• _PROBLEM DETAILS_
Output the data below in full, character for character.

• _EXERCISE INPUTS_
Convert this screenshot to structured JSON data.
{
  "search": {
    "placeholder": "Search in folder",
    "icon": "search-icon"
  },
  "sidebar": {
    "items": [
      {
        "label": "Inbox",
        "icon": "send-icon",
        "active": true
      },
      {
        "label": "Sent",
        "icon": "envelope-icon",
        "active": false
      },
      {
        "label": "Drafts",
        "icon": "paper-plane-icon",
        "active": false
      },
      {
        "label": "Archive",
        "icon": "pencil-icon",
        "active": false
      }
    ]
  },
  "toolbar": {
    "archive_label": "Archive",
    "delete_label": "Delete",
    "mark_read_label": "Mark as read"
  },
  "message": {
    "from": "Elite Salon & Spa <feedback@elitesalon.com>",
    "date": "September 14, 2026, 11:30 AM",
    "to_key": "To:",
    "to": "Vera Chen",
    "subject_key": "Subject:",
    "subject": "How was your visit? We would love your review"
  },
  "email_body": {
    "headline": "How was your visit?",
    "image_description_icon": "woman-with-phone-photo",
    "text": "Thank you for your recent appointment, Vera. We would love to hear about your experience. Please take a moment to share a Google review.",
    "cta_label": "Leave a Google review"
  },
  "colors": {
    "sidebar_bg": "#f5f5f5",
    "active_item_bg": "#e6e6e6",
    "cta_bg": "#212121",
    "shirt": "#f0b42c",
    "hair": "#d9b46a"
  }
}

• _CORRECT OUTPUT_
Convert this screenshot to structured JSON data.
{
  "search": {
    "placeholder": "Search in folder",
    "icon": "search-icon"
  },
  "sidebar": {
    "items": [
      {
        "label": "Inbox",
        "icon": "send-icon",
        "active": true
      },
      {
        "label": "Sent",
        "icon": "envelope-icon",
        "active": false
      },
      {
        "label": "Drafts",
        "icon": "paper-plane-icon",
        "active": false
      },
      {
        "label": "Archive",
        "icon": "pencil-icon",
        "active": false
      }
    ]
  },
  "toolbar": {
    "archive_label": "Archive",
    "delete_label": "Delete",
    "mark_read_label": "Mark as read"
  },
  "message": {
    "from": "Elite Salon & Spa <feedback@elitesalon.com>",
    "date": "September 14, 2026, 11:30 AM",
    "to_key": "To:",
    "to": "Vera Chen",
    "subject_key": "Subject:",
    "subject": "How was your visit? We would love your review"
  },
  "email_body": {
    "headline": "How was your visit?",
    "image_description_icon": "woman-with-phone-photo",
    "text": "Thank you for your recent appointment, Vera. We would love to hear about your experience. Please take a moment to share a Google review.",
    "cta_label": "Leave a Google review"
  },
  "colors": {
    "sidebar_bg": "#f5f5f5",
    "active_item_bg": "#e6e6e6",
    "cta_bg": "#212121",
    "shirt": "#f0b42c",
    "hair": "#d9b46a"
  }
}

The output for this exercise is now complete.